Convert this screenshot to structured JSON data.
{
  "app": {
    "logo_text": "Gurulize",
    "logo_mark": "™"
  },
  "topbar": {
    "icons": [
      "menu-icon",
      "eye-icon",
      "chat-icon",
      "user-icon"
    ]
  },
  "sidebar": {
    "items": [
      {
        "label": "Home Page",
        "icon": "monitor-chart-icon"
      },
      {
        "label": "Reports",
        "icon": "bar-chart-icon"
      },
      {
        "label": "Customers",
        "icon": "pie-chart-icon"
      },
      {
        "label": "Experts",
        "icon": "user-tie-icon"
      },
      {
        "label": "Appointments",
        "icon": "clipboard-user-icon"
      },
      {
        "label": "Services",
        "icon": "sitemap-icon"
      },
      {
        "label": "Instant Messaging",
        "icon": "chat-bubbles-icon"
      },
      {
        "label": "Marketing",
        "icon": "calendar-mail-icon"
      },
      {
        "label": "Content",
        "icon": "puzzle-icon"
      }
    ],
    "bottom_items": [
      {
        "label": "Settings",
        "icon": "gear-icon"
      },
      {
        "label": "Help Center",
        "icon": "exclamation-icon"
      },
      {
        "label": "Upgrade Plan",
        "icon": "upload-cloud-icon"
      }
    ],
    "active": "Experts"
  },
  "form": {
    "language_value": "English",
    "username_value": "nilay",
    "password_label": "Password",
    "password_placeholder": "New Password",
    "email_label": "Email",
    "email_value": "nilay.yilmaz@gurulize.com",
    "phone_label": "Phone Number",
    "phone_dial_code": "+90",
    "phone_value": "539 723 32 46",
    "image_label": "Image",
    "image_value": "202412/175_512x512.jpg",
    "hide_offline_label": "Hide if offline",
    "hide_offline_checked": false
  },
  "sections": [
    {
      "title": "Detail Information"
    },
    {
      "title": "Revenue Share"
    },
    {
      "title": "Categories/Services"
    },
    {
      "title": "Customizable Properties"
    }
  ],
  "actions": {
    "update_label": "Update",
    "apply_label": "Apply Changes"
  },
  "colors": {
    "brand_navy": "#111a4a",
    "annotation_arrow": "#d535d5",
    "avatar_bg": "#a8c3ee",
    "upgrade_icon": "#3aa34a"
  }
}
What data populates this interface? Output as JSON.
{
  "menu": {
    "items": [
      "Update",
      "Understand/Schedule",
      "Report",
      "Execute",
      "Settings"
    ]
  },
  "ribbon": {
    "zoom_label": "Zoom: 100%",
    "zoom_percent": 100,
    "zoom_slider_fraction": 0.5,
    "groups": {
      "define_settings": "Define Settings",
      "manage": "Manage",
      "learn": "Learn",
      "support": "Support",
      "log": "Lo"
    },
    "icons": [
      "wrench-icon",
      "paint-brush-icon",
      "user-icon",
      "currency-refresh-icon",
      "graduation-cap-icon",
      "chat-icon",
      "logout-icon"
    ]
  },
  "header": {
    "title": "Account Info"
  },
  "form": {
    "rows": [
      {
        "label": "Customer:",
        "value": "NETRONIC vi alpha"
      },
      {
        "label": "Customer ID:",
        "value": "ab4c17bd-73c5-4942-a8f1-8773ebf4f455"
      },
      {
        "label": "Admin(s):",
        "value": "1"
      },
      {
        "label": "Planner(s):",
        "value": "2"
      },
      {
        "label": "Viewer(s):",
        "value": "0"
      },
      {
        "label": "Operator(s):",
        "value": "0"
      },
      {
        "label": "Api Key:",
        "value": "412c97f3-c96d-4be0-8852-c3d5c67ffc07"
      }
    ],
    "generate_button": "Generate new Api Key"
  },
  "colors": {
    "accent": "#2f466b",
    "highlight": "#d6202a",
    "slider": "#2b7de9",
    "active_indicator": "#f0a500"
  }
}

──────────

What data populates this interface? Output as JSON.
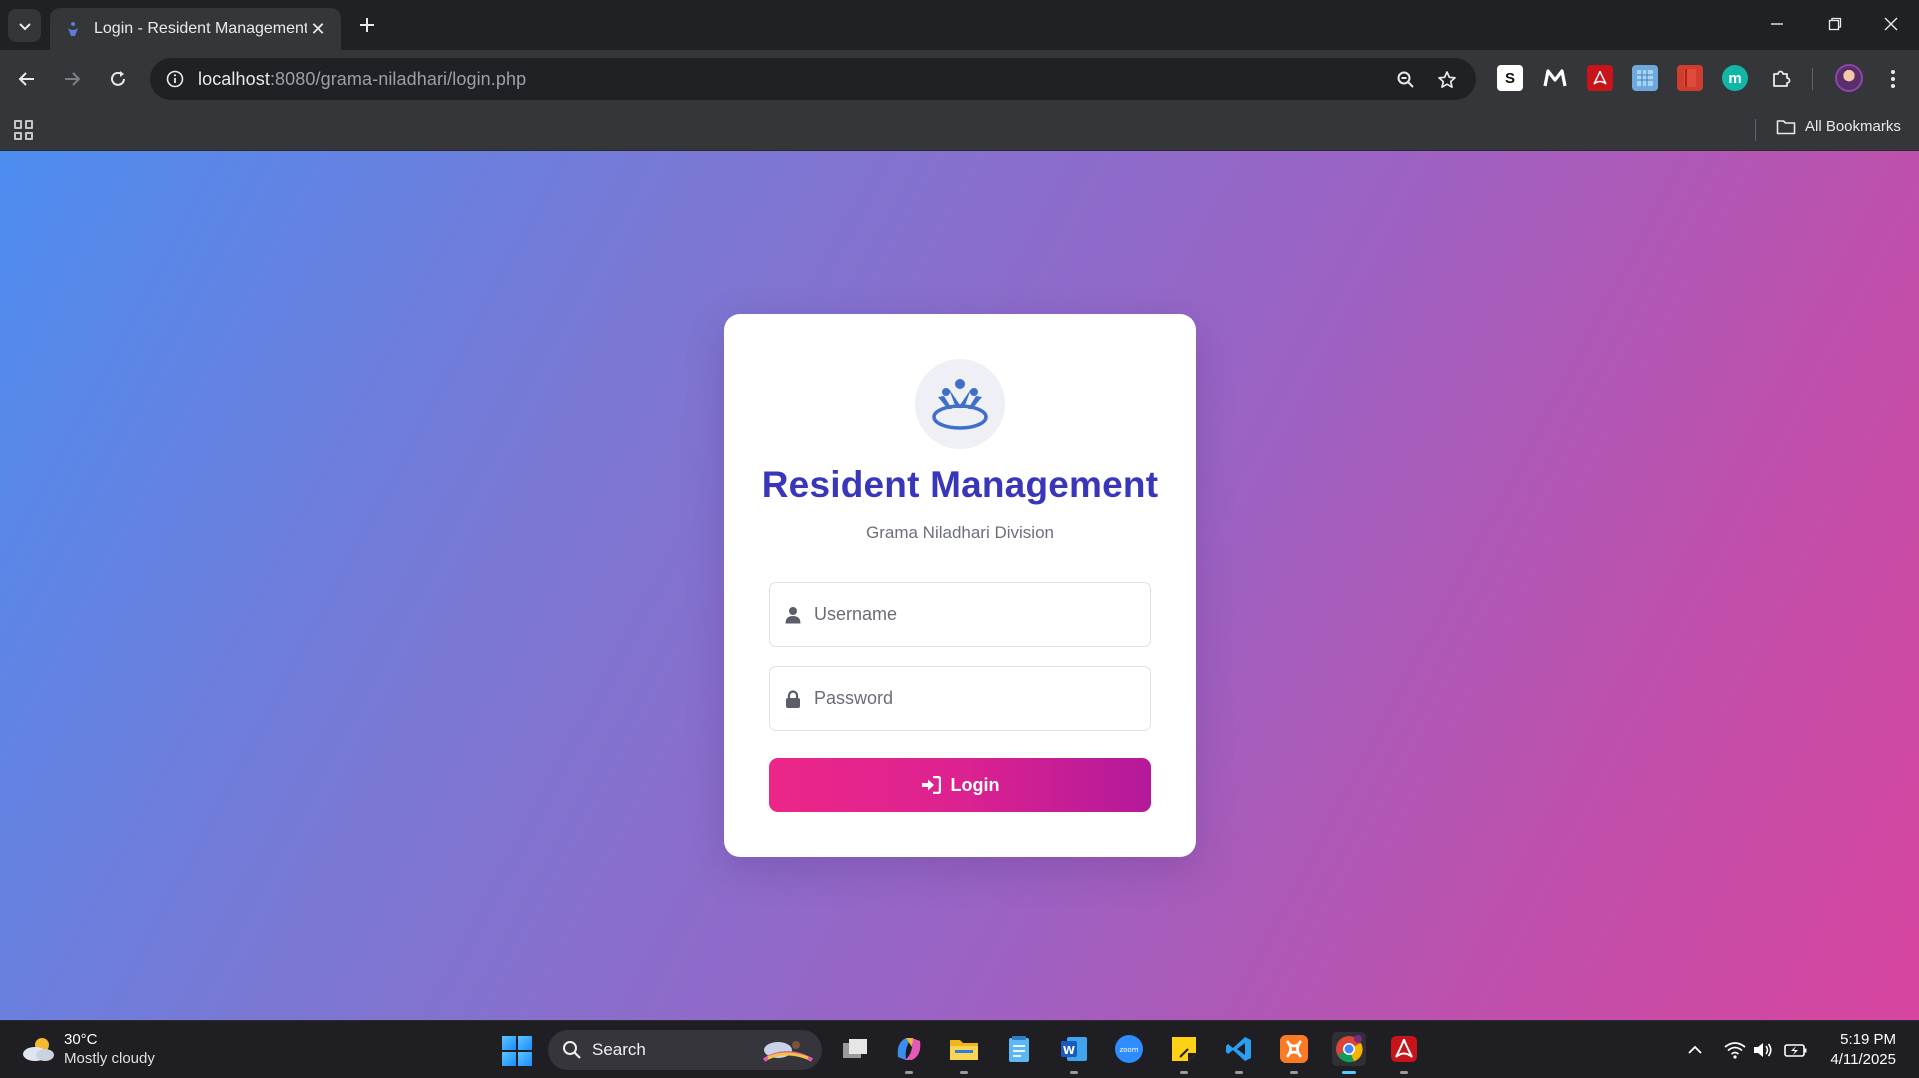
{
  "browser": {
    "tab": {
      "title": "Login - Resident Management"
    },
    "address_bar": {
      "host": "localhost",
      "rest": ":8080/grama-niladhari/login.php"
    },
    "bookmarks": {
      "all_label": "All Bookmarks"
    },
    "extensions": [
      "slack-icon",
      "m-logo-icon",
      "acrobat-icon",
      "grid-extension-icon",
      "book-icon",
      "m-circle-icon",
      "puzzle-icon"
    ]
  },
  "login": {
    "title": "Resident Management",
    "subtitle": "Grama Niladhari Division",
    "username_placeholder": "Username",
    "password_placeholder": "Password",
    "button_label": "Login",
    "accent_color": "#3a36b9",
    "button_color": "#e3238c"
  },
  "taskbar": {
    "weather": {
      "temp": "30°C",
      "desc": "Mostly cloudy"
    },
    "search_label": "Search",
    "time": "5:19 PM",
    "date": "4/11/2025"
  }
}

──────────

Identify each line of the material where the word "Resident" shows up, and copy it.

      "title": "Login - Resident Management"
    "title": "Resident Management",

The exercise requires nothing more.